» PROBLEM STATEMENT: From the entries below, report how many lines contain the string "frac". Give only that number.
[Start of DATA EXTRACT]
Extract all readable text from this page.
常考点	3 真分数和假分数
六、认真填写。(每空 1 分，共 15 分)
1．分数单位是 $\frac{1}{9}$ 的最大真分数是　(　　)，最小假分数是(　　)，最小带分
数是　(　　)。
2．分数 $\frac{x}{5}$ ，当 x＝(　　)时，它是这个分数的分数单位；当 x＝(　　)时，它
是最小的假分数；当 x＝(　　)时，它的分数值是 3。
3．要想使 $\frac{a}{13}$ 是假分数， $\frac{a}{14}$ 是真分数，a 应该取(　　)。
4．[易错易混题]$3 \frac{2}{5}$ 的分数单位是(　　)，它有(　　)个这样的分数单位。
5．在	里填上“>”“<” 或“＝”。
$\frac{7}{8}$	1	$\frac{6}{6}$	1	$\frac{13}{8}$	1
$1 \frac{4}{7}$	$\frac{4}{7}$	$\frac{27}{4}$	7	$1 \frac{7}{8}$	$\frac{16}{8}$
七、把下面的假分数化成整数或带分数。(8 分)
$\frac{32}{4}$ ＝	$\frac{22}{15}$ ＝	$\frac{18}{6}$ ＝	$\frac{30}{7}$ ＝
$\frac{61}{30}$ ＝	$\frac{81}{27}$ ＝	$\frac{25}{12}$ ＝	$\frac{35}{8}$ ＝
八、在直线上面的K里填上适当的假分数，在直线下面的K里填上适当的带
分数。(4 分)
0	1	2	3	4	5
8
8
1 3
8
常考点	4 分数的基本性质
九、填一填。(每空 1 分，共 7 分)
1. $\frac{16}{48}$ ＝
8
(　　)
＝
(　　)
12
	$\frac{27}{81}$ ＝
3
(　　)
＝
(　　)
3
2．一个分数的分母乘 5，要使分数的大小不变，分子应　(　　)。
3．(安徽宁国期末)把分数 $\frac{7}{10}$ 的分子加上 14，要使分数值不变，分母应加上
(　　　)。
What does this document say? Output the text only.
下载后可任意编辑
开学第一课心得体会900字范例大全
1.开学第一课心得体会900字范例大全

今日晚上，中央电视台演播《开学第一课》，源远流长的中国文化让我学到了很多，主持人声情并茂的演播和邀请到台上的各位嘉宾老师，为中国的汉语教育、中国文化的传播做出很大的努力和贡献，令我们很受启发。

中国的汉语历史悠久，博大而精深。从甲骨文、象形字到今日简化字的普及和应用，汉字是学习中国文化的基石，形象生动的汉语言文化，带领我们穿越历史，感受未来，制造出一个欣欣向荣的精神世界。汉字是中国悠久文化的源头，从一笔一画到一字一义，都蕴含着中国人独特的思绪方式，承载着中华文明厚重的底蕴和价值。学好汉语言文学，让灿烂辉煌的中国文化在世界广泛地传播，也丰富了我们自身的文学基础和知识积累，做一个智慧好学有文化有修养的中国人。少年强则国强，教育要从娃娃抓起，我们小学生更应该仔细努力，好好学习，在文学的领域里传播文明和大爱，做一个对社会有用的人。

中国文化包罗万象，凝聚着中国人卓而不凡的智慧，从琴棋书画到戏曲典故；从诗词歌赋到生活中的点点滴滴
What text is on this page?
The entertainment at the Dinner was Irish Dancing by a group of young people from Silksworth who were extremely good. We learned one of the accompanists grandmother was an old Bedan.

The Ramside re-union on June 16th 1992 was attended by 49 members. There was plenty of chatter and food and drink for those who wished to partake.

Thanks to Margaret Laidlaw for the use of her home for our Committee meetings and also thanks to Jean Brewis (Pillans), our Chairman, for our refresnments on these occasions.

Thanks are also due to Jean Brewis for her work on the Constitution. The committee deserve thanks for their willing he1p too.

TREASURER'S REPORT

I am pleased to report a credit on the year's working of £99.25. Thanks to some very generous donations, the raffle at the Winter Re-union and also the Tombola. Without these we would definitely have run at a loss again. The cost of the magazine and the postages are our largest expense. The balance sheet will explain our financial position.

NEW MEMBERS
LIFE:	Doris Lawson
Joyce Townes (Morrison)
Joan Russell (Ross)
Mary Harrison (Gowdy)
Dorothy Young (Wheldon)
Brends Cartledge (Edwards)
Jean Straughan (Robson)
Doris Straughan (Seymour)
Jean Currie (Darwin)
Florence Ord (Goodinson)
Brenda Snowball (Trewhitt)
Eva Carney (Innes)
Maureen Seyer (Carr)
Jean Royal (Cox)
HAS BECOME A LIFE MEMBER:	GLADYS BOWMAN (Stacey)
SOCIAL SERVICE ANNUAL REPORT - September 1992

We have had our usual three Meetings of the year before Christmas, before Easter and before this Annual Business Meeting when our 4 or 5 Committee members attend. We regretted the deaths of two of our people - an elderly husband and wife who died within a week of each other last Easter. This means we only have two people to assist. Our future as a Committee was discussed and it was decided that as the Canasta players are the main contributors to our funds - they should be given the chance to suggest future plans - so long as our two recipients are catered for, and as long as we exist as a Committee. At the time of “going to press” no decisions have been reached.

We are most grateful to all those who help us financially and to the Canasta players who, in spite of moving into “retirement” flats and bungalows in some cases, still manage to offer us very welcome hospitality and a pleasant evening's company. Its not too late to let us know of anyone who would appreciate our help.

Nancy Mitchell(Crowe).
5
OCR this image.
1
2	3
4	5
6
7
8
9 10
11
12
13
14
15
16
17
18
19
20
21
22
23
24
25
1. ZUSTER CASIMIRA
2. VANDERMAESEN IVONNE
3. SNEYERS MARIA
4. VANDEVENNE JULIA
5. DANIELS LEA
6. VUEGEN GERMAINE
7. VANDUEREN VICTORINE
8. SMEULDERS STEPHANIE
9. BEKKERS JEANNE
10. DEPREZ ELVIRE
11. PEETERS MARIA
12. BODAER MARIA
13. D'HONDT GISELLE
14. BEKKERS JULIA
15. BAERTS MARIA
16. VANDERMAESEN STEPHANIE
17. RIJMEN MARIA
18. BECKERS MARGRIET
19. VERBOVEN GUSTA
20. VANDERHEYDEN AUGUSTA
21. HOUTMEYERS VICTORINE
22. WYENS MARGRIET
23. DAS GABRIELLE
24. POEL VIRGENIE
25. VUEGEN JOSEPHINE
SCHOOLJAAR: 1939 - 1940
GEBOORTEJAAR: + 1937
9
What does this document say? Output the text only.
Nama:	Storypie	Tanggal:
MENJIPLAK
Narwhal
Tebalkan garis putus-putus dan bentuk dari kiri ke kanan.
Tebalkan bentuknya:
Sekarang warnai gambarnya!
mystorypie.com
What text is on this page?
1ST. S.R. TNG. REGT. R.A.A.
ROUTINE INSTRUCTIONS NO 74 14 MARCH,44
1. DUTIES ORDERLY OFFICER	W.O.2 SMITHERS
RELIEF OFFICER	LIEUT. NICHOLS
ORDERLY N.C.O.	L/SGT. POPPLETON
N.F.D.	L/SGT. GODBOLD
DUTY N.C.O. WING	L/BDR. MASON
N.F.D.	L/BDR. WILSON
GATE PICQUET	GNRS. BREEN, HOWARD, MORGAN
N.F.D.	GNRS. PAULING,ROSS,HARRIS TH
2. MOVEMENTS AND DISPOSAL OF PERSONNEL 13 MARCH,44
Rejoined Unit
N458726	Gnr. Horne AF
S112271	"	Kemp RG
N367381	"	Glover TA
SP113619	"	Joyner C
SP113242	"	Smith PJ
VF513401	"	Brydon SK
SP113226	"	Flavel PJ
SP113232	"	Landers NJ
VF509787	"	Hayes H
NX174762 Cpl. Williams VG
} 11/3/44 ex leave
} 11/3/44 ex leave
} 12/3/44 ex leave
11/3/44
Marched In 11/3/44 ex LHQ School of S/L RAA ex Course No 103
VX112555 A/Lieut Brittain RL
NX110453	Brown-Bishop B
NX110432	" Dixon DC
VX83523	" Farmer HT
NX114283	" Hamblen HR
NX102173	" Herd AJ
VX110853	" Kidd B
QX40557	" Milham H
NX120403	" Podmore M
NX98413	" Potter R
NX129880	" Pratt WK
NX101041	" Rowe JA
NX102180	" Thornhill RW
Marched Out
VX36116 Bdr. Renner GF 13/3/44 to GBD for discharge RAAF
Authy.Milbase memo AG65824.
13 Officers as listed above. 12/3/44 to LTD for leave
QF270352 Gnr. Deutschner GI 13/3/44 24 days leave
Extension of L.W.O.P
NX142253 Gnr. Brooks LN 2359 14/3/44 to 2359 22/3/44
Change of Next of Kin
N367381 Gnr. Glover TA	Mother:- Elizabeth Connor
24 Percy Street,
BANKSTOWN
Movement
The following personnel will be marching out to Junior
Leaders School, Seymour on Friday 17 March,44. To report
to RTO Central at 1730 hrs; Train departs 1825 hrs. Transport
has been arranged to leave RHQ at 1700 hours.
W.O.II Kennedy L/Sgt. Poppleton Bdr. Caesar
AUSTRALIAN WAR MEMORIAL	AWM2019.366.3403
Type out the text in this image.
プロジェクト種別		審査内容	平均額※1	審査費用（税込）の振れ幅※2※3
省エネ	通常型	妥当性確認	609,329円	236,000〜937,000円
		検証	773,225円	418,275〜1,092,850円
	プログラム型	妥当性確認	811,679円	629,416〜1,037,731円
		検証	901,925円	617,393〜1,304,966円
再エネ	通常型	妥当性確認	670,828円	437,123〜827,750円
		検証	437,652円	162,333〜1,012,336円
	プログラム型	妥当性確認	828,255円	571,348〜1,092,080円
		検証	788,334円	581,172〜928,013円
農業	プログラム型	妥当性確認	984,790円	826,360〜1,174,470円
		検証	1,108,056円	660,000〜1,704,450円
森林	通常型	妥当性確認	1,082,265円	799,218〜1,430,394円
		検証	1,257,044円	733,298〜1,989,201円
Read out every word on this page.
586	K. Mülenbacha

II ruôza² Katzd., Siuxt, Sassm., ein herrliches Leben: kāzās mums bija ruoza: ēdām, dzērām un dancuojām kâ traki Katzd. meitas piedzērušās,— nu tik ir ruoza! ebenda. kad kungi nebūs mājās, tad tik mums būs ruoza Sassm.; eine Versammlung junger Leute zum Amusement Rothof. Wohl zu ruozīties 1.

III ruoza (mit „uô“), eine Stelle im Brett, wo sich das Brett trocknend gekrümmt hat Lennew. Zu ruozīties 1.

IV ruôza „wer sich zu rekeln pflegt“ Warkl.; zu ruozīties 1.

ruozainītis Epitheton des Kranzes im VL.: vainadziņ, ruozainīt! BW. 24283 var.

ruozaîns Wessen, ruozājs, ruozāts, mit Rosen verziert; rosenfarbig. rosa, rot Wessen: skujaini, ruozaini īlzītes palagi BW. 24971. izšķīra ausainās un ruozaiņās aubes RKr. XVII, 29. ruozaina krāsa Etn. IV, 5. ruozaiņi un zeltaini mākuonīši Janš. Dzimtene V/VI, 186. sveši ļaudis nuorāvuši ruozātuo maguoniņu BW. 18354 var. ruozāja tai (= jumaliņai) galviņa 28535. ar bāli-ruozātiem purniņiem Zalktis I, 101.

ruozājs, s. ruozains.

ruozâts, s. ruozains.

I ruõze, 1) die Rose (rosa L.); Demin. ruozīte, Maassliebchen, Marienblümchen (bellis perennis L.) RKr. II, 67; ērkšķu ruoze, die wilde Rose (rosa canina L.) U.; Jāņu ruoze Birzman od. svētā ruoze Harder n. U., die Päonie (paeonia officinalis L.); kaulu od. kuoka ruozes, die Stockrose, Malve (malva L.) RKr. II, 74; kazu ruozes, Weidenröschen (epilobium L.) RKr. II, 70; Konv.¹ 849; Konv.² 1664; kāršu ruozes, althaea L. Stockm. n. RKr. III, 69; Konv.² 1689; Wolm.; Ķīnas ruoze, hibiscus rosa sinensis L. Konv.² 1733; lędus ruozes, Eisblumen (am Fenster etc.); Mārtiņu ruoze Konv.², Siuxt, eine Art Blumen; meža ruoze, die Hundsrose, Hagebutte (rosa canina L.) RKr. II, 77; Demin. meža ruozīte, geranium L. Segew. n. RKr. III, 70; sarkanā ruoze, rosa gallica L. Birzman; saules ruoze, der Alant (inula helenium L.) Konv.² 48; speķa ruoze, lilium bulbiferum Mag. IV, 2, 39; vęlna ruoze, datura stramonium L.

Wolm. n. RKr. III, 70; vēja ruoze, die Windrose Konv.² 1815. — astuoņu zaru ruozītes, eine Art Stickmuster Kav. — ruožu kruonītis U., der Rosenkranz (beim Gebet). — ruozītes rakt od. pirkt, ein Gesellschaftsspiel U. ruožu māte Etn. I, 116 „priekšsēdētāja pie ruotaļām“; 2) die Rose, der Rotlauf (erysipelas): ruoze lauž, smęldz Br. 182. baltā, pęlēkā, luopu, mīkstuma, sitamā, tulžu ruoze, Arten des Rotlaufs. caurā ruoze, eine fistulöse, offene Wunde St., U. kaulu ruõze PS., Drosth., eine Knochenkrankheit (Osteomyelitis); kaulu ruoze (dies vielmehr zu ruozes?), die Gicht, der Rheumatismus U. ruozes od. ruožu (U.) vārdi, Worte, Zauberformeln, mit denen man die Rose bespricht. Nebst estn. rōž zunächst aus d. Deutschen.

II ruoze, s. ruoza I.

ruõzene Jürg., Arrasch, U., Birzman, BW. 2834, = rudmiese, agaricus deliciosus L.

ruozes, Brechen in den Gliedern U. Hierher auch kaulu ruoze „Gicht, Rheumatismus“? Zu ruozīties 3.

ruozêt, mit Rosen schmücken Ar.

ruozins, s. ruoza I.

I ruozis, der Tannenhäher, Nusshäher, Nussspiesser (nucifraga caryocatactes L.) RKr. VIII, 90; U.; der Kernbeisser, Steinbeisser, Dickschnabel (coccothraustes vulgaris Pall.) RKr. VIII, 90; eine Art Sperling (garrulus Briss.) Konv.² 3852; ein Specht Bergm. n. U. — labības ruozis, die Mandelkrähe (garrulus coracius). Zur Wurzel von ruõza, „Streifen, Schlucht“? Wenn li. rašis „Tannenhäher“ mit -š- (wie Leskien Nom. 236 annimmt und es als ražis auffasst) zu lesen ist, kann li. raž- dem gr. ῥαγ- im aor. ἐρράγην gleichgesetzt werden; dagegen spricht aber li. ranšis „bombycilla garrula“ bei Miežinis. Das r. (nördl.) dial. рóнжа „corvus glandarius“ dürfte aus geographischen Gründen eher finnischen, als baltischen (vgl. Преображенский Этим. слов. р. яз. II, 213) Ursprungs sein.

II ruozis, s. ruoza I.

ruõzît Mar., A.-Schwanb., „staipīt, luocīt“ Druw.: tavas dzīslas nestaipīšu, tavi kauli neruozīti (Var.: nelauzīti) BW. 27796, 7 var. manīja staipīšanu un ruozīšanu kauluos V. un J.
[End of DATA EXTRACT]
» EXERCISE RESPONSE: 11